#### WHAT THE TASK REQUIRES:
Below are the records; locate each line with the word "take" and copy it.
______
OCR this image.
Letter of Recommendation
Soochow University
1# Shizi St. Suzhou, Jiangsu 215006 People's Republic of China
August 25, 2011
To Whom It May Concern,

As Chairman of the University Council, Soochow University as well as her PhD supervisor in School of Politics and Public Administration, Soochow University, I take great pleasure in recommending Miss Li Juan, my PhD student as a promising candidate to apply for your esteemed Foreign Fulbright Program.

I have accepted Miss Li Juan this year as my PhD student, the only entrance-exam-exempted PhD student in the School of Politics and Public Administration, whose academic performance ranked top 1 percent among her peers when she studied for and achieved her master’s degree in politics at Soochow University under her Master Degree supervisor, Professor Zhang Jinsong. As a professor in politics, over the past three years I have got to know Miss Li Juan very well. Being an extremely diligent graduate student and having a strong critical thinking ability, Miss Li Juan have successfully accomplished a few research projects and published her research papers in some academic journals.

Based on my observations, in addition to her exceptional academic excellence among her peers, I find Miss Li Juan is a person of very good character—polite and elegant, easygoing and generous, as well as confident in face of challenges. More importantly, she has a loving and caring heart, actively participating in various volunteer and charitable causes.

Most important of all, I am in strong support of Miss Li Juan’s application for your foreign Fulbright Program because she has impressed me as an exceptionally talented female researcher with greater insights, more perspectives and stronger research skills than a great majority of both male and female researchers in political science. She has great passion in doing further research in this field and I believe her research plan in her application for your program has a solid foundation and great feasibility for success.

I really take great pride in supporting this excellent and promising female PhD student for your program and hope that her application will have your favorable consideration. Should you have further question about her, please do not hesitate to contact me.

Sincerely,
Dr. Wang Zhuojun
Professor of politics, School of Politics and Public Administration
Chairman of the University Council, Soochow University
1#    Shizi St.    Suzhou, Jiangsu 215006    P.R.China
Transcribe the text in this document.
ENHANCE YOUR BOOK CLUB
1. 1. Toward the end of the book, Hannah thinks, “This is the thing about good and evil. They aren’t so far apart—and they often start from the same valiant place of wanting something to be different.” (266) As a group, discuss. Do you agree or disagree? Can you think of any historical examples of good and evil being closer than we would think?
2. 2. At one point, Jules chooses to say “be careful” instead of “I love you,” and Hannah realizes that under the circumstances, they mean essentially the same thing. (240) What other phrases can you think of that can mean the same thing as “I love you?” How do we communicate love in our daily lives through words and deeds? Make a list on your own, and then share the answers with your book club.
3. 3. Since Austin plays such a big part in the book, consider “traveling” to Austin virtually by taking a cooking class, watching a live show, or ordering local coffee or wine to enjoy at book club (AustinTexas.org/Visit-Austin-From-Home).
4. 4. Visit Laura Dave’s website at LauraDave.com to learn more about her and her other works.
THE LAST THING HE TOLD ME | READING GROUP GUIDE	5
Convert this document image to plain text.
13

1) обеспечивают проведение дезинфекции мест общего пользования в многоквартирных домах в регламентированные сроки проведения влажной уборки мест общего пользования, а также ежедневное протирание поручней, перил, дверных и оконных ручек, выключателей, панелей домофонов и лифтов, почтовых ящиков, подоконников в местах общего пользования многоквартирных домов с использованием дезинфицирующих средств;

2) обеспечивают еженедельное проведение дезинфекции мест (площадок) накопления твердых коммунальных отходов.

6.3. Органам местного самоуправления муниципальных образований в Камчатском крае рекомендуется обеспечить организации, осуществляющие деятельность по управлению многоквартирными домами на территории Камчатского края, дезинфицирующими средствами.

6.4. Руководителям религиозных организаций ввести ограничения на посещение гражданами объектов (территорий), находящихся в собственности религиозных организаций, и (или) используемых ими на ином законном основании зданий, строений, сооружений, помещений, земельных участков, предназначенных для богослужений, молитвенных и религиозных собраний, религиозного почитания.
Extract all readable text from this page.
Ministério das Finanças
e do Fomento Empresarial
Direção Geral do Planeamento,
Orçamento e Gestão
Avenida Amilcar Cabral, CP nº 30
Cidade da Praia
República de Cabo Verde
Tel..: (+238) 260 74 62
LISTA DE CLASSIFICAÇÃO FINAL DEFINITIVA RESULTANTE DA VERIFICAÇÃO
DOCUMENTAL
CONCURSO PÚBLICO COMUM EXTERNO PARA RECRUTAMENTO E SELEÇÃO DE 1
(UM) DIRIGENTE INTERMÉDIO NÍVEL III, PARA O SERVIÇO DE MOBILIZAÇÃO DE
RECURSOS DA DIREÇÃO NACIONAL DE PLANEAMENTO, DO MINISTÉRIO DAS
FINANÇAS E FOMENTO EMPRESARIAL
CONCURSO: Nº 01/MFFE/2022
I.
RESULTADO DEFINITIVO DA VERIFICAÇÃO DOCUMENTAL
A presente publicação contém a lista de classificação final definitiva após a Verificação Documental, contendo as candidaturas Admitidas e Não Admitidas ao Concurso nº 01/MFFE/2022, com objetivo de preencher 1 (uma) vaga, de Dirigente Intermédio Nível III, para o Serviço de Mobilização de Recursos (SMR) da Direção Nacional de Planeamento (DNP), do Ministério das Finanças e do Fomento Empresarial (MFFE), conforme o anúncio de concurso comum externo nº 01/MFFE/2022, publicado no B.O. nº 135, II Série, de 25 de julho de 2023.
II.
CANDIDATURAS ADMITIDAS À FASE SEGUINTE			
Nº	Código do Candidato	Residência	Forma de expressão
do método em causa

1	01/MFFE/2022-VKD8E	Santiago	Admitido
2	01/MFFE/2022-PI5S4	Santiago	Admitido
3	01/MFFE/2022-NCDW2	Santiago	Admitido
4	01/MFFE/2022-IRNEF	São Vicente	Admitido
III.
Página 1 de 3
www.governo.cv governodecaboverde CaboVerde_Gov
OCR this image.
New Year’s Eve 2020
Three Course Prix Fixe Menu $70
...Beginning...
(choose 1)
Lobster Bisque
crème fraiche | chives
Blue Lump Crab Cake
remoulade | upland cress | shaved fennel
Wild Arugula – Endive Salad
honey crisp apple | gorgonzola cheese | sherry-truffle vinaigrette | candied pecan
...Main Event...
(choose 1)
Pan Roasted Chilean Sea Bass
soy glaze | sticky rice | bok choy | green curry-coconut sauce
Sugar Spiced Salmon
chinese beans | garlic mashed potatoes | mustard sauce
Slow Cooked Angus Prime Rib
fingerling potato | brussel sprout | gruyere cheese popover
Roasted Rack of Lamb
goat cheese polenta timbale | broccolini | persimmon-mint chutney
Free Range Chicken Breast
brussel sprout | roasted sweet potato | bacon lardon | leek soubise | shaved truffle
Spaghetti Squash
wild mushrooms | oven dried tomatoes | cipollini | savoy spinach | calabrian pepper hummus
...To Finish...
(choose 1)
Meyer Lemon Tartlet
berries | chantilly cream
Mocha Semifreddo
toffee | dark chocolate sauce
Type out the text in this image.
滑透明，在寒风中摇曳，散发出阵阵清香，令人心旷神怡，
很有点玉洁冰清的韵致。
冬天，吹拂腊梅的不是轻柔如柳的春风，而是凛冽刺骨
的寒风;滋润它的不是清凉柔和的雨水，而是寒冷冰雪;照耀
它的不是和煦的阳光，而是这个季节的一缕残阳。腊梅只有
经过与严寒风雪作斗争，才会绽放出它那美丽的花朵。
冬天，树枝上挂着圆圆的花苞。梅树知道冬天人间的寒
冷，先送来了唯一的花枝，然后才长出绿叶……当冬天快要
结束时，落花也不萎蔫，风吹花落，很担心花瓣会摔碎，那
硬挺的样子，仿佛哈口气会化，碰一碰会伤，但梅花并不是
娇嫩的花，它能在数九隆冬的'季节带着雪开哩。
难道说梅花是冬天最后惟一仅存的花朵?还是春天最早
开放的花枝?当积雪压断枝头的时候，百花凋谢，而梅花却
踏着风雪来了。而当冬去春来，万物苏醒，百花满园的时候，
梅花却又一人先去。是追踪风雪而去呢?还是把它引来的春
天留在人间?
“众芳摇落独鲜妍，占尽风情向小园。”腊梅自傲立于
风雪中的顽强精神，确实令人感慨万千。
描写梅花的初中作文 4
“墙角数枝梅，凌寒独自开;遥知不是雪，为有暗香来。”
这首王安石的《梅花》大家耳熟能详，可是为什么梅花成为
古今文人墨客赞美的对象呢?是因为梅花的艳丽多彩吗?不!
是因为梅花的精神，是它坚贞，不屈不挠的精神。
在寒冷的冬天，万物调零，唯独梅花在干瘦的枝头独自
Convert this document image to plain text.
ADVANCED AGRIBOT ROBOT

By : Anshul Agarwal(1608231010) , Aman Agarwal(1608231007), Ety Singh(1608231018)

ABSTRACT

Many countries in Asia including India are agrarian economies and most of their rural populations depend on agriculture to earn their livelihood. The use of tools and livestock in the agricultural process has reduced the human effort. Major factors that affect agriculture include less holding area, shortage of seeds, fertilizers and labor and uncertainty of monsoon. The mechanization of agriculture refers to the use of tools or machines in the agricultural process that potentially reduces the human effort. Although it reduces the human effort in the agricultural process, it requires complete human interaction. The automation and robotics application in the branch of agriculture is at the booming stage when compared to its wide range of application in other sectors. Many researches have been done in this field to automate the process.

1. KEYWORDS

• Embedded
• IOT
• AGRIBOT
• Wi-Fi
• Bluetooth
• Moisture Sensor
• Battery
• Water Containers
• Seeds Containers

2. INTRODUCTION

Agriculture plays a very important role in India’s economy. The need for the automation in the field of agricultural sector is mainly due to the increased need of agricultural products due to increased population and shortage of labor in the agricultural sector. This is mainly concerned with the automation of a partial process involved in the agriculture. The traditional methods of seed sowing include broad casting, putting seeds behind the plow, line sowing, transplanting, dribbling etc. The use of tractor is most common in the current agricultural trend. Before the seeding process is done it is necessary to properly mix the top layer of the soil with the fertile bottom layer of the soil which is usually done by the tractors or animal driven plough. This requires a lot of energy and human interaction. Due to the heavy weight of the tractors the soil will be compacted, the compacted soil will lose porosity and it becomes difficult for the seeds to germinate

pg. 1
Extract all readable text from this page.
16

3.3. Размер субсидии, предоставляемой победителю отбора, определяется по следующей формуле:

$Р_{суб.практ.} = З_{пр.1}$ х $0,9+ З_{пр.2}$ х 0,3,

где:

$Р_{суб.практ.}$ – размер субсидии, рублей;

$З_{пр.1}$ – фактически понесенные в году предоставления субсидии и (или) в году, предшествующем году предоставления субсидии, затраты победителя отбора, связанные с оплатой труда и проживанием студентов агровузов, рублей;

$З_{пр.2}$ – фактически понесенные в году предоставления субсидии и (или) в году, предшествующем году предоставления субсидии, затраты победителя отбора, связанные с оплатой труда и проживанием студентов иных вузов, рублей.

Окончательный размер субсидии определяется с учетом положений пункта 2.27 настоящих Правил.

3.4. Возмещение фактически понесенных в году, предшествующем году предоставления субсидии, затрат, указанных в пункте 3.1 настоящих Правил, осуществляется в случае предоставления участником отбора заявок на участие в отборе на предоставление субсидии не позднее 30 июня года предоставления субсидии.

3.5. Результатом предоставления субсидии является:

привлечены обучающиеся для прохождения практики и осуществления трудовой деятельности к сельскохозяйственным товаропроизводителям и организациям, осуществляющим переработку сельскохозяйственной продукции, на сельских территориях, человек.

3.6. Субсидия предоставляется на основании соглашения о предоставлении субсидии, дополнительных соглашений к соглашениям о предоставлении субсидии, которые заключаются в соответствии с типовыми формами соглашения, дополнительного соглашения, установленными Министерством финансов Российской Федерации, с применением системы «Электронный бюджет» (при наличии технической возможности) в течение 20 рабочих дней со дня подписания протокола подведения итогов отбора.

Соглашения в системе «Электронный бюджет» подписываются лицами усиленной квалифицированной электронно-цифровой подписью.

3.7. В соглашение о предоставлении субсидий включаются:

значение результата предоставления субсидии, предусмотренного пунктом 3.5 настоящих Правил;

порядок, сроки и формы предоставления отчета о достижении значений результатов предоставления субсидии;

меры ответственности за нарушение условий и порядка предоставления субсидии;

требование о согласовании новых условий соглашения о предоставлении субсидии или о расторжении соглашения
______
#### WORKED ANSWER:
As Chairman of the University Council, Soochow University as well as her PhD supervisor in School of Politics and Public Administration, Soochow University, I take great pleasure in recommending Miss Li Juan, my PhD student as a promising candidate to apply for your esteemed Foreign Fulbright Program.
I really take great pride in supporting this excellent and promising female PhD student for your program and hope that her application will have your favorable consideration. Should you have further question about her, please do not hesitate to contact me.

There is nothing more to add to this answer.